Task: Answer with nothing but a number: how many lines include the word "DIGITAL"?
=-=-=
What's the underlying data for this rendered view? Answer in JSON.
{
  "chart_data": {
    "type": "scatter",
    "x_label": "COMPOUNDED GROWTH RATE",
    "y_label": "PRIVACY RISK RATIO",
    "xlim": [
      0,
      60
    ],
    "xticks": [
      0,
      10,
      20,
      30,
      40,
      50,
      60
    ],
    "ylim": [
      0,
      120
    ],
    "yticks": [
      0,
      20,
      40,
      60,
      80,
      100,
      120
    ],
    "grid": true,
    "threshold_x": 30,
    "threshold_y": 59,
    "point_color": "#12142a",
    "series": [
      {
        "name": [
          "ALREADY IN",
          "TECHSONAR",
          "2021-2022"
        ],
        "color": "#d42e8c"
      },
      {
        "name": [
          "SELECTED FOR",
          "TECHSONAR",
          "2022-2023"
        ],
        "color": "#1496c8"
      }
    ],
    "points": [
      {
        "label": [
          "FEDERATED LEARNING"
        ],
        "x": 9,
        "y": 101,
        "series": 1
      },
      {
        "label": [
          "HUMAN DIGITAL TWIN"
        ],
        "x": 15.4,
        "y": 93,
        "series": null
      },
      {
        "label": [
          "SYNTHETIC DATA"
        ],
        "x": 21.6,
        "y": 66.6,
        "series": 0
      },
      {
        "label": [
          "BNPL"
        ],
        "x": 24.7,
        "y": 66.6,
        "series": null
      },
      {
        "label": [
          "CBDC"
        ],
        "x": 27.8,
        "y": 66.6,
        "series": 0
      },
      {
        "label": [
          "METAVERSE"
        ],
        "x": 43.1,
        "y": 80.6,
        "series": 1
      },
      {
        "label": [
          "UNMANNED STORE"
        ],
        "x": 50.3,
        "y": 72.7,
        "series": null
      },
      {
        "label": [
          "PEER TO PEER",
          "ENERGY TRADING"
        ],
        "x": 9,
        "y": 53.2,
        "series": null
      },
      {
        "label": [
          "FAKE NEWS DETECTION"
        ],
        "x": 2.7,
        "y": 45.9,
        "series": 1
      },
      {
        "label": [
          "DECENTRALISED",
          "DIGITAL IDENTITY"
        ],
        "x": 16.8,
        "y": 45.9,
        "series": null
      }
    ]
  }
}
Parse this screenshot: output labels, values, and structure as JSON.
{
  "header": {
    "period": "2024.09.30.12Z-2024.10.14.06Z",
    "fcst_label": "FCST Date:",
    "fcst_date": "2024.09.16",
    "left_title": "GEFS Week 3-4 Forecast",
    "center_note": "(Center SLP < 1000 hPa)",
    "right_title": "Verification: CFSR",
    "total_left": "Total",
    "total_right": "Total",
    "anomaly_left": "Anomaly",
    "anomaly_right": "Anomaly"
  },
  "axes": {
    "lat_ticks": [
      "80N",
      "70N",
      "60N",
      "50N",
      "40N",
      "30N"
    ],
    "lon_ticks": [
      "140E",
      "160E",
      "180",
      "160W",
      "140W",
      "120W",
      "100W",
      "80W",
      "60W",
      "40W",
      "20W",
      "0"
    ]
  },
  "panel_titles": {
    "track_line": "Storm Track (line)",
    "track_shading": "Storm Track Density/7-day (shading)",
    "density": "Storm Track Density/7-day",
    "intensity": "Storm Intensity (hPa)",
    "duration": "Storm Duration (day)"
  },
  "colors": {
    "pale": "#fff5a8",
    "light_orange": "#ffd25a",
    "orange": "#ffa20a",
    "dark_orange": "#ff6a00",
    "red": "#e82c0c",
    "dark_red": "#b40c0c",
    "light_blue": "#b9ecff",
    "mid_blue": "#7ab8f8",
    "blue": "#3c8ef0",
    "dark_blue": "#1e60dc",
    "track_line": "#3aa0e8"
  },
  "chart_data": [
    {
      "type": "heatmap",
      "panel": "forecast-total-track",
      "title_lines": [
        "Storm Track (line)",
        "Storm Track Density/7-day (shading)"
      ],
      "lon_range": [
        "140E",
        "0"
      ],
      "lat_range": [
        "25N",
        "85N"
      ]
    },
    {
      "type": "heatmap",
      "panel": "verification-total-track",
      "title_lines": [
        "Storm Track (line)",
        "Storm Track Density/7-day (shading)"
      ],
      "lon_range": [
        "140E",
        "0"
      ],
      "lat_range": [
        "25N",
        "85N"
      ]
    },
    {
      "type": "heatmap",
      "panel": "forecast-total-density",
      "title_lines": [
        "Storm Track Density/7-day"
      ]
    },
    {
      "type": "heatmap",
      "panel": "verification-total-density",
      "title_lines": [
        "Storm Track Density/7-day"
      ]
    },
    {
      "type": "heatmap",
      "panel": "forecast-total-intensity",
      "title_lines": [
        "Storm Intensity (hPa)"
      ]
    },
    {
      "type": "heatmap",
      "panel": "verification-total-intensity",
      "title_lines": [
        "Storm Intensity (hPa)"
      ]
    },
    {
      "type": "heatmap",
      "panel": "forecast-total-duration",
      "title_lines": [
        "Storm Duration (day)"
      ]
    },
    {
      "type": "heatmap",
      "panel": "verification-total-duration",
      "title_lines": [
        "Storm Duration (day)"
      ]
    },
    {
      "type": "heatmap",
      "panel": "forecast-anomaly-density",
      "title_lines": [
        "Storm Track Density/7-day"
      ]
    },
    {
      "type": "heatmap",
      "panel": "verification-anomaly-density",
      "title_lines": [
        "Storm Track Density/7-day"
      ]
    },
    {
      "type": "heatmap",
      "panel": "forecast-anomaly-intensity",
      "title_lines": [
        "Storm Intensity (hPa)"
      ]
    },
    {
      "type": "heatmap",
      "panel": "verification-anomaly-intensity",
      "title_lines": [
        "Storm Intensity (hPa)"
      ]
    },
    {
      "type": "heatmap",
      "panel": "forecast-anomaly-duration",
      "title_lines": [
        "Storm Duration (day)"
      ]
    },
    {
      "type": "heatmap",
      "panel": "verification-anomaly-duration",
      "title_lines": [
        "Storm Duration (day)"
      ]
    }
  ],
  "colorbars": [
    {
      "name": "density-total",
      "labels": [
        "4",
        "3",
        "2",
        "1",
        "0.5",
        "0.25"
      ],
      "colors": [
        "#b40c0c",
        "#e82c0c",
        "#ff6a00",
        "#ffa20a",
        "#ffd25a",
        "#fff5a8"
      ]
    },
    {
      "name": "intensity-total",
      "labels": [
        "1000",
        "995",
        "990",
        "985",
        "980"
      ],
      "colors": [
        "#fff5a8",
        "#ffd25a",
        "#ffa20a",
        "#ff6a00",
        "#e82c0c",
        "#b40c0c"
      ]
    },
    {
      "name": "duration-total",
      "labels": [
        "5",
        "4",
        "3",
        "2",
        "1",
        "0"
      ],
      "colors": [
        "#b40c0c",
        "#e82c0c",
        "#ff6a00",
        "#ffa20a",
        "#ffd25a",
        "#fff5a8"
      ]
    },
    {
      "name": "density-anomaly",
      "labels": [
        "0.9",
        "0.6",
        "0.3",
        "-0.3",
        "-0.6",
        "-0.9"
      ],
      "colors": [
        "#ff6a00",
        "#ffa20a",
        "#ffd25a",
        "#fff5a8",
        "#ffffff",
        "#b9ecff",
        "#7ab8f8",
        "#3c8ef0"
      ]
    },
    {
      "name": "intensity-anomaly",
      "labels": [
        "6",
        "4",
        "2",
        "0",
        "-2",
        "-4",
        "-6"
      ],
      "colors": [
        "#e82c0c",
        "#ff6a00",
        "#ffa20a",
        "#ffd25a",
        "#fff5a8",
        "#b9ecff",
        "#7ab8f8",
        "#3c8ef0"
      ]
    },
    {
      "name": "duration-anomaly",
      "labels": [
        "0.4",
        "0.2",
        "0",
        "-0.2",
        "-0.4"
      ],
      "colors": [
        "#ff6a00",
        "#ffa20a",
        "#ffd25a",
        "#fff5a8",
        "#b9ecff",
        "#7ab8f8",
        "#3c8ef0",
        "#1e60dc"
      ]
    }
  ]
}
=-=-=
Solution to the exercise: 2